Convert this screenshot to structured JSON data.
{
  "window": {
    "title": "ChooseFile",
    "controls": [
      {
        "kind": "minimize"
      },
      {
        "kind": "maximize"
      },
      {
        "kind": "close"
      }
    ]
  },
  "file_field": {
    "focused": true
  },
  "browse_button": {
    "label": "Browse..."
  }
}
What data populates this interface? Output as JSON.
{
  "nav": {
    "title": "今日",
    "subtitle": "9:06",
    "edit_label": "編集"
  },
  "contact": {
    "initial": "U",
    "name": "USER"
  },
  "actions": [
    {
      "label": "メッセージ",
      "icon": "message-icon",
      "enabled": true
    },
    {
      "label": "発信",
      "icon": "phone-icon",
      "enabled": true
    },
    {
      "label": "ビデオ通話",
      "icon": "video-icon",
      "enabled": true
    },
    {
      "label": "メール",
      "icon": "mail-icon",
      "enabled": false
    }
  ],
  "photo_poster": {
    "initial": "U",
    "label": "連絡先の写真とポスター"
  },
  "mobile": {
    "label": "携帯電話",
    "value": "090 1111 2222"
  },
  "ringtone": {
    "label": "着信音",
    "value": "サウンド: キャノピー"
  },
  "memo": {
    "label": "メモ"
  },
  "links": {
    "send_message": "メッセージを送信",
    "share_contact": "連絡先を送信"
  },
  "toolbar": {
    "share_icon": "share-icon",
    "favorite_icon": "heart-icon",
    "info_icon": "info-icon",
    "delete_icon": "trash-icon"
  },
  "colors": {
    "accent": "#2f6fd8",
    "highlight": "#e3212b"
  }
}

#### [TASK REQUIREMENTS]
Identify the lines that hold the word "icon". Copy every one of them.

#### [OUTPUT FOR THIS TASK]
      "icon": "message-icon",
      "icon": "phone-icon",
      "icon": "video-icon",
      "icon": "mail-icon",
    "share_icon": "share-icon",
    "favorite_icon": "heart-icon",
    "info_icon": "info-icon",
    "delete_icon": "trash-icon"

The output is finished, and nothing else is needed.